* [Aim of the task] Look for the word "可爱的中国" in the entries below, then copy every line that has it.
# Start of Task material
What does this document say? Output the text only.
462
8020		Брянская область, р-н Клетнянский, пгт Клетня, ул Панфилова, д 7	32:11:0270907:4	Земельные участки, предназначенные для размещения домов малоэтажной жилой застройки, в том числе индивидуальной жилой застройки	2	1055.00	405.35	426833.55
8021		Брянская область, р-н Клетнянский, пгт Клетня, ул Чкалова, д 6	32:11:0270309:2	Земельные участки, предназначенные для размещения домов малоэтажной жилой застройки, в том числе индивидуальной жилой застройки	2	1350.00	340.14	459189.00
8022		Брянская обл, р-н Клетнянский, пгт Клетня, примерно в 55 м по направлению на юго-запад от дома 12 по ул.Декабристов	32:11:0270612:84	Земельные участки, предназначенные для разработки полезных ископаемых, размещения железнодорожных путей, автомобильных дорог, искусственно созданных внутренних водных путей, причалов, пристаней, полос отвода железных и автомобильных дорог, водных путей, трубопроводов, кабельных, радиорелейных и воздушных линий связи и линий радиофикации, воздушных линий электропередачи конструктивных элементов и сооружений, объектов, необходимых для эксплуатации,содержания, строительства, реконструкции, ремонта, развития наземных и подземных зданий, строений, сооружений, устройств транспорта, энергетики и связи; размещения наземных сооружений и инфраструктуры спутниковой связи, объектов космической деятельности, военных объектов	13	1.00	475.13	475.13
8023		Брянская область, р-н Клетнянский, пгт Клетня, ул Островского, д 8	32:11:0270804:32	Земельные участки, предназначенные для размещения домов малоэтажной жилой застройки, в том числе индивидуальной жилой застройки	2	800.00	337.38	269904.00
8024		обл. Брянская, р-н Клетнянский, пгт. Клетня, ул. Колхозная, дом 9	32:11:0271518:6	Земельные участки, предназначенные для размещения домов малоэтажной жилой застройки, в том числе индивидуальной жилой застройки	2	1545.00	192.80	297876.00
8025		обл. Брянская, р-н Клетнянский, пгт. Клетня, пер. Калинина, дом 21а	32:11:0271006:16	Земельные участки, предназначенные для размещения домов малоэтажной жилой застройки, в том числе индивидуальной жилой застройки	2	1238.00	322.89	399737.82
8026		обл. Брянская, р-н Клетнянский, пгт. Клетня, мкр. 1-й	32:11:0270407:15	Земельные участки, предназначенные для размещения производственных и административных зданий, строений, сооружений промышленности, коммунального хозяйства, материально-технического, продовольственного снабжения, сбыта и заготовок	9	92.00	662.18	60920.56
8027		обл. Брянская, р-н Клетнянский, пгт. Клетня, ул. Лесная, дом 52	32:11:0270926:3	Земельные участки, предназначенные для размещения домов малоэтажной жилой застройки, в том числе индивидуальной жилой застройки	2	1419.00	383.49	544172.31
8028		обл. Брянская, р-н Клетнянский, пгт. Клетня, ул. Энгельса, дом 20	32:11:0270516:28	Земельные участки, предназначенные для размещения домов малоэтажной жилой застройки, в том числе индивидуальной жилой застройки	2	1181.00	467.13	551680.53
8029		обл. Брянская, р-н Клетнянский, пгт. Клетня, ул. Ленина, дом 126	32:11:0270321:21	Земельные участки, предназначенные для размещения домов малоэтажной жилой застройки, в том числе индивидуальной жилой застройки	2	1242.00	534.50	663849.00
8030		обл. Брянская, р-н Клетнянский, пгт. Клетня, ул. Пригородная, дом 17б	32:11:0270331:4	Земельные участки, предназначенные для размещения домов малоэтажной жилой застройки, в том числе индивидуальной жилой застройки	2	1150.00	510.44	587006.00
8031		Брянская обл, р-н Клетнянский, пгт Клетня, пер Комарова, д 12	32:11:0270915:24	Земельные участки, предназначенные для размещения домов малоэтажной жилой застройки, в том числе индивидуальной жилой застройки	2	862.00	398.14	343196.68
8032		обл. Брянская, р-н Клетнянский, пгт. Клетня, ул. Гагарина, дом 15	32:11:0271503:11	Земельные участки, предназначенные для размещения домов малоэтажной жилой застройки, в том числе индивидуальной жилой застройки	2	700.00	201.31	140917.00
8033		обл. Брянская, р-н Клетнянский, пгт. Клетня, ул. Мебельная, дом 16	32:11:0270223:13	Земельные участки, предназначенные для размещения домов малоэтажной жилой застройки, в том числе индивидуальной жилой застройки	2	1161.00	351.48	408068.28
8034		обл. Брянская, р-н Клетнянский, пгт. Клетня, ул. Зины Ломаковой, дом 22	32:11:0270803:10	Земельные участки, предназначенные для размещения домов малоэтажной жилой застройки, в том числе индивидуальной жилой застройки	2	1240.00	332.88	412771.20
# End of Task material
# Start of Task material
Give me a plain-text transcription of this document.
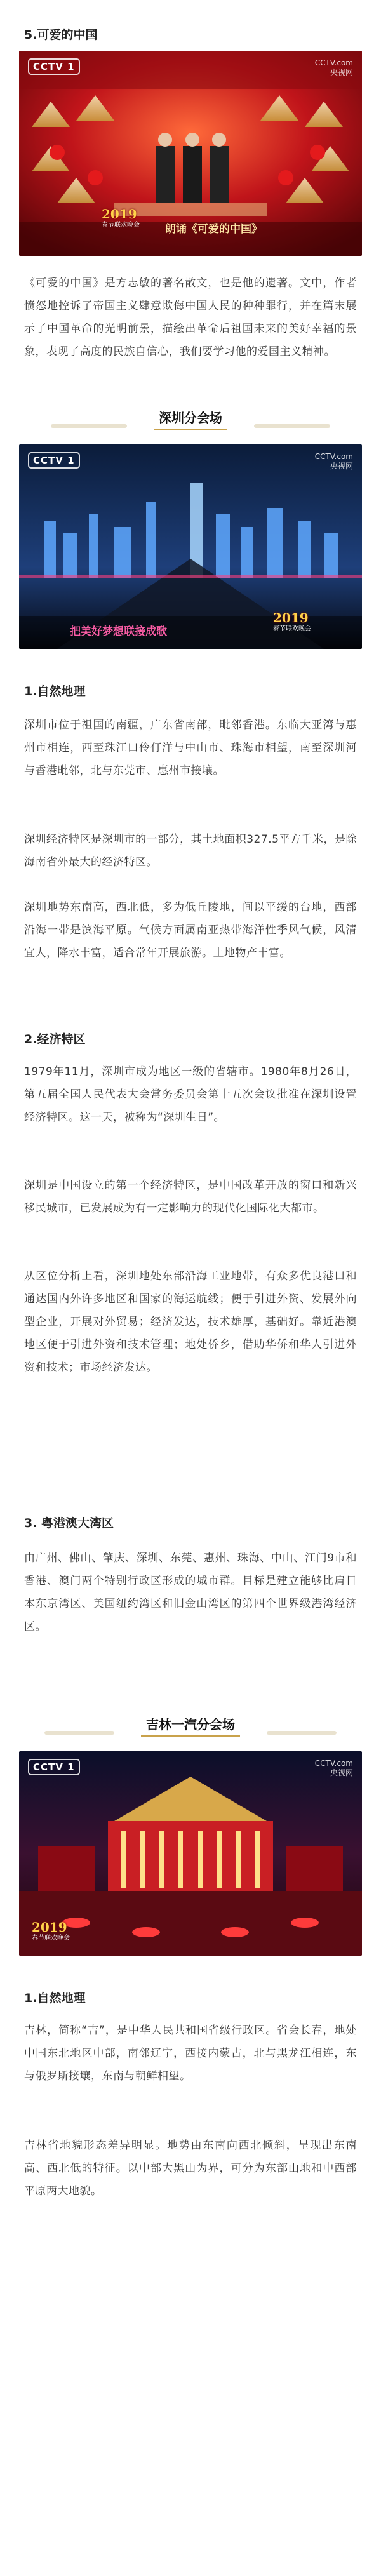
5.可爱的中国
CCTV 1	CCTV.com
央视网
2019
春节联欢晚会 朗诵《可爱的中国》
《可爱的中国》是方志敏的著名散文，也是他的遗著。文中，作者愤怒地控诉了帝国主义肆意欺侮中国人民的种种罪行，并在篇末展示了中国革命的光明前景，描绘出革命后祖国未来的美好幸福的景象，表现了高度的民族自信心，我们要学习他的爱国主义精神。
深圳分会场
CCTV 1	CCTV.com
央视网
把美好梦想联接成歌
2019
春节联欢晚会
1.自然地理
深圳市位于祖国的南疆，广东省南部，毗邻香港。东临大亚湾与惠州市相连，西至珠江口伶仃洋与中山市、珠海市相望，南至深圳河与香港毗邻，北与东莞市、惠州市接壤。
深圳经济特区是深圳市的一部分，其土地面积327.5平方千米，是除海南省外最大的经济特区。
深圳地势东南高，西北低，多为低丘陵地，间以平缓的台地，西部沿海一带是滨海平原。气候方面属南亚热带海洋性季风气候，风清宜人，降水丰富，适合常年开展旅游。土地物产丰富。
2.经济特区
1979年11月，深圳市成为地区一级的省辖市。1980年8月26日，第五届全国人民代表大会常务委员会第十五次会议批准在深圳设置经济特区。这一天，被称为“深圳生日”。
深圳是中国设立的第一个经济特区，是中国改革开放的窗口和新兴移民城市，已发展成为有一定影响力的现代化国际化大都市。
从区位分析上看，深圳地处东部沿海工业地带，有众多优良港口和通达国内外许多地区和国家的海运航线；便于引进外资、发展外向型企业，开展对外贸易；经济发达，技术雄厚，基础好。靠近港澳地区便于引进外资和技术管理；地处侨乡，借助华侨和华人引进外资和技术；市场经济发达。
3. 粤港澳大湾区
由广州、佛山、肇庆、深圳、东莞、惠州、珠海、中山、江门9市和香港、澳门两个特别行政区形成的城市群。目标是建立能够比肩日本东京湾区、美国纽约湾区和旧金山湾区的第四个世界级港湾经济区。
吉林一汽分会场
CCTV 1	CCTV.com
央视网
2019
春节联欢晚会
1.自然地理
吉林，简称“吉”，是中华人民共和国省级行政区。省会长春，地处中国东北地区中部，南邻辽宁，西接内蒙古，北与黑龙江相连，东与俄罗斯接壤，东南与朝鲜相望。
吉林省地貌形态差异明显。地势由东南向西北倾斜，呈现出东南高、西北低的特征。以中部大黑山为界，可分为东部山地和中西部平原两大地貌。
# End of Task material
* [Final answer]
5.可爱的中国
春节联欢晚会 朗诵《可爱的中国》
《可爱的中国》是方志敏的著名散文，也是他的遗著。文中，作者愤怒地控诉了帝国主义肆意欺侮中国人民的种种罪行，并在篇末展示了中国革命的光明前景，描绘出革命后祖国未来的美好幸福的景象，表现了高度的民族自信心，我们要学习他的爱国主义精神。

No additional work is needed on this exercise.